TEXT EXCERPT:
::::::::::

Industrial-scale preparation of nanocellulose-reinforced biocomposites

22 August 2017
Pejman Heidarian, Tayebeh Behzad, Keikhosro Karimi, and Mohini Sain
A novel method is used to fabricate recycled polylactic acid/cellulose nanofiber composites and to improve the overall properties of the biofilms.

Polylactic acid (PLA)—an aliphatic polyester that can be obtained from renewable resources—has recently emerged as an environmentally friendly alternative for most petroleum-based polymers. Despite the many advantages of PLA, its relatively poor mechanical properties mean that its use is limited in some applications.1, 2 To address this problem, nanocellulose has gained considerable attention over the last few years as a suitable bioreinforcement for the manufacture of high-performance PLA (and other) biocomposites.3

Nanocellulose, which exists naturally in plant cell walls, can be isolated via various chemomechanical extraction methods.4 Depending on the precise nature of the treatment, a range of nanocellulose morphologies (displaying different mechanical properties) can be obtained, such as cellulose nanowhiskers and cellulose nanofibers (CNFs).5, 6 Several previous studies have focused on changing the properties of PLA by the addition of nanocellulose, via a number of methods. For example, the use of melt compounding,7, 8 solvent casting,9,10 and kneading and calendaring7, 11,12 techniques have been studied. Nevertheless, the search for a reliable industrial-scale method that can be used to achieve a good dispersion of nanocellulose in a PLA matrix is still ongoing. Moreover, the large amount of chemicals consumed during the preparation of nanocellulose-reinforced PLA samples is a major drawback of current techniques.

::::::::::

RECORDS SUPPLIED:
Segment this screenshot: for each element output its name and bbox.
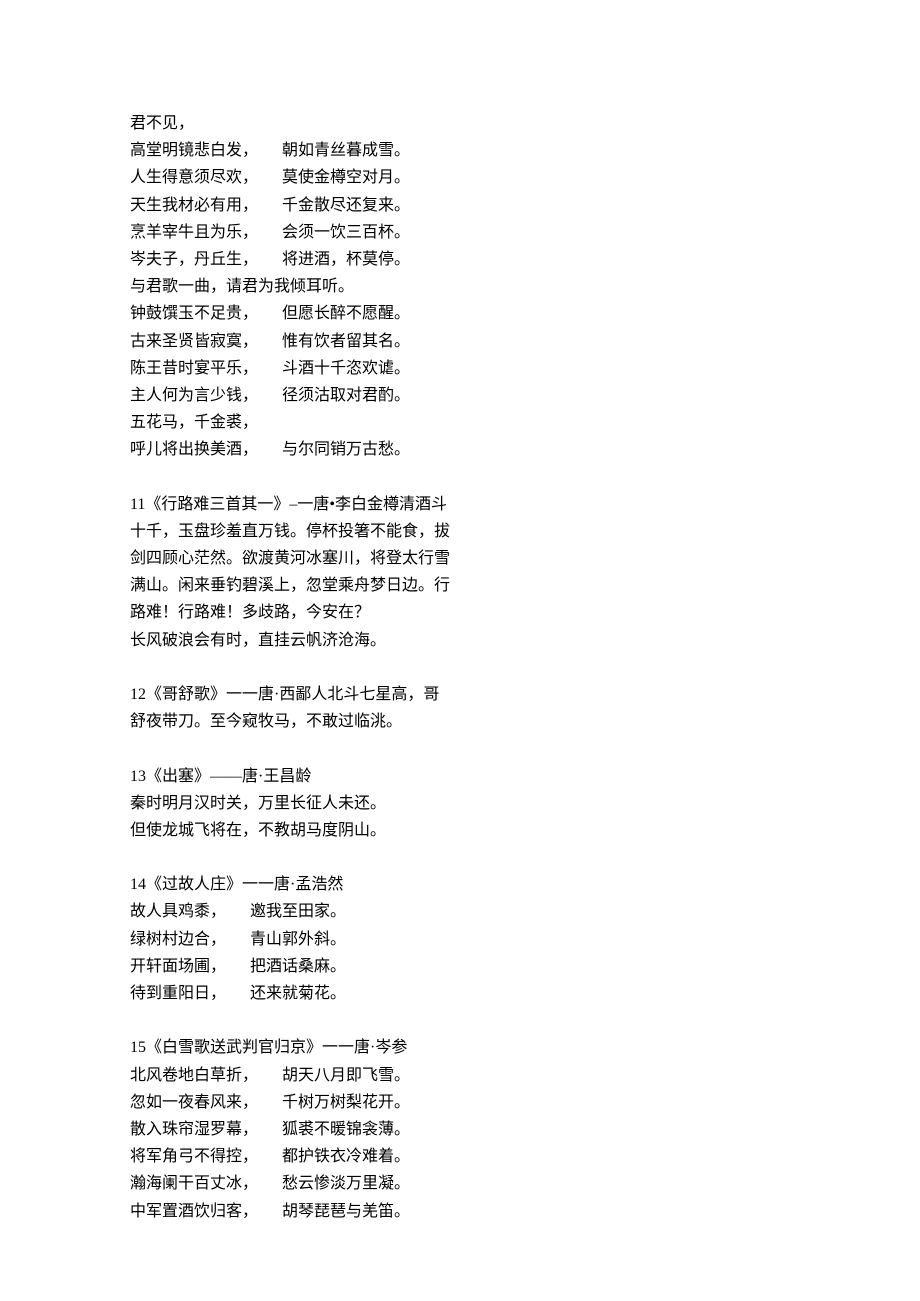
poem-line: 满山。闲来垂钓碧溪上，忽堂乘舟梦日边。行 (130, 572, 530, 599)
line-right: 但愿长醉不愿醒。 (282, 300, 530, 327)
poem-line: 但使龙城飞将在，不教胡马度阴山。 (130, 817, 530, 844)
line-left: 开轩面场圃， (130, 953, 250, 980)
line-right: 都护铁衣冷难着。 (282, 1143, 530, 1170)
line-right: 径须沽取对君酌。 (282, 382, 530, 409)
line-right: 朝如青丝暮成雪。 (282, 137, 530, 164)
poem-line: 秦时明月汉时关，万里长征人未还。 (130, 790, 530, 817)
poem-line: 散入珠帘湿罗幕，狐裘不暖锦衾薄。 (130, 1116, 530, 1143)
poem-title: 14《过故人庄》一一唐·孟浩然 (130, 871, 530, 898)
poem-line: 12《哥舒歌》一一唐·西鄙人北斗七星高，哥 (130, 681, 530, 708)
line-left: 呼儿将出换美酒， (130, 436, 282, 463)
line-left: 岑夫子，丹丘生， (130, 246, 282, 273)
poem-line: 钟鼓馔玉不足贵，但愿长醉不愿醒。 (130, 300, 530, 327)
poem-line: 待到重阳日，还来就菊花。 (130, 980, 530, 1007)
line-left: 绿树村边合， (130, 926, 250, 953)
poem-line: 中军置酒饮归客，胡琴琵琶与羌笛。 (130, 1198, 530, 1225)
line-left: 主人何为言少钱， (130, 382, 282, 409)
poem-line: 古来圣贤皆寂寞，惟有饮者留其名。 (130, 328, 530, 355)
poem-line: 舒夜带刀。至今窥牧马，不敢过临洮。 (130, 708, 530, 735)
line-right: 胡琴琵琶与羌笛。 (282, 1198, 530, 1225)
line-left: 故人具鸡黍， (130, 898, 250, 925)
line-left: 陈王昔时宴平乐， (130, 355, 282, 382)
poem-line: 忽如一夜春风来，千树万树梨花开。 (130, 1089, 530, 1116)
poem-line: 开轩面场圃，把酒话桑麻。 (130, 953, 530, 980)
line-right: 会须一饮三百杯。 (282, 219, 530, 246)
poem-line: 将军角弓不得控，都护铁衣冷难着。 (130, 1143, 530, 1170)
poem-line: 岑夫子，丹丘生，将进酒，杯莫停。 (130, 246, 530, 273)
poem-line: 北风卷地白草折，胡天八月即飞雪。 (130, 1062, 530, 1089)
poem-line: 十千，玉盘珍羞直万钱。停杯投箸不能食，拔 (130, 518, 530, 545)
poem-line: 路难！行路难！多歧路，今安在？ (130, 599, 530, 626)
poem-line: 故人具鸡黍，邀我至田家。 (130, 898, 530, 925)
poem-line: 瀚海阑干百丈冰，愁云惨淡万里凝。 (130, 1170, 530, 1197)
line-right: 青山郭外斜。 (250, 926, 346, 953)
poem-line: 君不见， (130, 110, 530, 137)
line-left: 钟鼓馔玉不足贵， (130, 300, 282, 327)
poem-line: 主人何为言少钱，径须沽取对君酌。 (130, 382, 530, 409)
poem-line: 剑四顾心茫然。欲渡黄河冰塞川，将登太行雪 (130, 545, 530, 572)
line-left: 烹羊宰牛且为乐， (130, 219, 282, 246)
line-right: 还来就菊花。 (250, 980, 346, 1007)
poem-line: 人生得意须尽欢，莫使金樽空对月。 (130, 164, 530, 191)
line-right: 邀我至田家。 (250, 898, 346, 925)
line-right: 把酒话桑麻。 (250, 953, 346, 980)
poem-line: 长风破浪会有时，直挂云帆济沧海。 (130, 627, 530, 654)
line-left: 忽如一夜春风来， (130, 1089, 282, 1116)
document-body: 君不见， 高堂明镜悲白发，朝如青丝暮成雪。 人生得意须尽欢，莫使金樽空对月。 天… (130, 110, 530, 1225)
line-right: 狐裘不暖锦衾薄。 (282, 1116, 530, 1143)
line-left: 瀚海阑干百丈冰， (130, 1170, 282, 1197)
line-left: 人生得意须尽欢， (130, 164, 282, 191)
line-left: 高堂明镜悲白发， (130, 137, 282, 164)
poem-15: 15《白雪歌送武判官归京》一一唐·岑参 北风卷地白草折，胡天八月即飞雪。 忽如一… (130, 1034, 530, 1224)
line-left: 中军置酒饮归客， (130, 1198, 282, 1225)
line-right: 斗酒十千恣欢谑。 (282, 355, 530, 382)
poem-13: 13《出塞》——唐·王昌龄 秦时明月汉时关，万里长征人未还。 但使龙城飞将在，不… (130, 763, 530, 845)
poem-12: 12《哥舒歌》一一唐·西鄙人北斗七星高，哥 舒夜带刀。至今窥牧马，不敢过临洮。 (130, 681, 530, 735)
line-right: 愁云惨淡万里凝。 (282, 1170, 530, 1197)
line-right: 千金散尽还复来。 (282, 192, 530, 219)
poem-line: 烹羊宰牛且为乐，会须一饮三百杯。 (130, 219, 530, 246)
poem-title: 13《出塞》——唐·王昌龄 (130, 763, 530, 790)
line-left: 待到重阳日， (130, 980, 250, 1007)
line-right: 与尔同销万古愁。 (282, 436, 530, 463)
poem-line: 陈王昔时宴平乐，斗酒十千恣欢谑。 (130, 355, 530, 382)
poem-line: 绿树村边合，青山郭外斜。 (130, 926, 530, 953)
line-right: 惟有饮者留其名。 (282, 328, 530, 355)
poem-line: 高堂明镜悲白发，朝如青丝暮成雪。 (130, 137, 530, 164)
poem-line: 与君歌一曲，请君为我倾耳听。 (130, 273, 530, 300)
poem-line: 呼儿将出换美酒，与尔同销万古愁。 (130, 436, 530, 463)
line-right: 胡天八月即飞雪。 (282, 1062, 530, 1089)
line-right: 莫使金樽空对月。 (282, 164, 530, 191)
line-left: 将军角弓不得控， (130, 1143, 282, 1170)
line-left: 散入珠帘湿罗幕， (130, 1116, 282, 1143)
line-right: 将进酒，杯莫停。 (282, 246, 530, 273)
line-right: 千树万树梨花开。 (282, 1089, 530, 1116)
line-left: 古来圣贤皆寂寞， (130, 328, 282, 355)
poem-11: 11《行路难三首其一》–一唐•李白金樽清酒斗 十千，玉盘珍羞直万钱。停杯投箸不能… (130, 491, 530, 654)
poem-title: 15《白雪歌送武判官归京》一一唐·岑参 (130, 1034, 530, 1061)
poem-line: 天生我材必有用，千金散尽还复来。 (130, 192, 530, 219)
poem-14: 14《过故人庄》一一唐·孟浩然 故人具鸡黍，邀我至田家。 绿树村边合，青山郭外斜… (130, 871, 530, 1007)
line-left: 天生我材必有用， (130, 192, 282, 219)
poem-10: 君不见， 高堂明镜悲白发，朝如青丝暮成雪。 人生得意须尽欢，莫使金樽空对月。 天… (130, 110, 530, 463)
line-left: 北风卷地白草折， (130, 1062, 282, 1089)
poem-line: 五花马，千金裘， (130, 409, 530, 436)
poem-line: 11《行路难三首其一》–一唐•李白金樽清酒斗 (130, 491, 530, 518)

::::::::::

TO DO:
- A) Which authors does the nanocellulose biocomposites text name? List every one.
- B) Could you retype the lines of the records, from the line containing "poem-line: 满山。闲来垂钓碧溪上，忽堂乘舟梦日边。行 (130, 572, 530, 599)" through the line containing "line-left: 钟鼓馔玉不足贵， (130, 300, 282, 327)"?

RESPONSES:
- A) Pejman Heidarian, Tayebeh Behzad, Keikhosro Karimi, and Mohini Sain

- B)
poem-line: 满山。闲来垂钓碧溪上，忽堂乘舟梦日边。行 (130, 572, 530, 599)
line-right: 但愿长醉不愿醒。 (282, 300, 530, 327)
poem-line: 但使龙城飞将在，不教胡马度阴山。 (130, 817, 530, 844)
line-left: 开轩面场圃， (130, 953, 250, 980)
line-right: 都护铁衣冷难着。 (282, 1143, 530, 1170)
line-right: 径须沽取对君酌。 (282, 382, 530, 409)
line-right: 朝如青丝暮成雪。 (282, 137, 530, 164)
poem-line: 秦时明月汉时关，万里长征人未还。 (130, 790, 530, 817)
poem-line: 散入珠帘湿罗幕，狐裘不暖锦衾薄。 (130, 1116, 530, 1143)
poem-title: 14《过故人庄》一一唐·孟浩然 (130, 871, 530, 898)
poem-line: 12《哥舒歌》一一唐·西鄙人北斗七星高，哥 (130, 681, 530, 708)
line-left: 呼儿将出换美酒， (130, 436, 282, 463)
line-left: 岑夫子，丹丘生， (130, 246, 282, 273)
poem-line: 钟鼓馔玉不足贵，但愿长醉不愿醒。 (130, 300, 530, 327)
poem-line: 待到重阳日，还来就菊花。 (130, 980, 530, 1007)
line-left: 绿树村边合， (130, 926, 250, 953)
poem-line: 中军置酒饮归客，胡琴琵琶与羌笛。 (130, 1198, 530, 1225)
line-left: 主人何为言少钱， (130, 382, 282, 409)
poem-line: 古来圣贤皆寂寞，惟有饮者留其名。 (130, 328, 530, 355)
poem-line: 舒夜带刀。至今窥牧马，不敢过临洮。 (130, 708, 530, 735)
line-right: 胡琴琵琶与羌笛。 (282, 1198, 530, 1225)
line-left: 故人具鸡黍， (130, 898, 250, 925)
line-left: 陈王昔时宴平乐， (130, 355, 282, 382)
poem-line: 忽如一夜春风来，千树万树梨花开。 (130, 1089, 530, 1116)
poem-line: 开轩面场圃，把酒话桑麻。 (130, 953, 530, 980)
line-right: 会须一饮三百杯。 (282, 219, 530, 246)
poem-line: 将军角弓不得控，都护铁衣冷难着。 (130, 1143, 530, 1170)
poem-line: 岑夫子，丹丘生，将进酒，杯莫停。 (130, 246, 530, 273)
poem-line: 北风卷地白草折，胡天八月即飞雪。 (130, 1062, 530, 1089)
poem-line: 十千，玉盘珍羞直万钱。停杯投箸不能食，拔 (130, 518, 530, 545)
poem-line: 路难！行路难！多歧路，今安在？ (130, 599, 530, 626)
poem-line: 故人具鸡黍，邀我至田家。 (130, 898, 530, 925)
poem-line: 瀚海阑干百丈冰，愁云惨淡万里凝。 (130, 1170, 530, 1197)
line-right: 青山郭外斜。 (250, 926, 346, 953)
poem-line: 君不见， (130, 110, 530, 137)
line-left: 钟鼓馔玉不足贵， (130, 300, 282, 327)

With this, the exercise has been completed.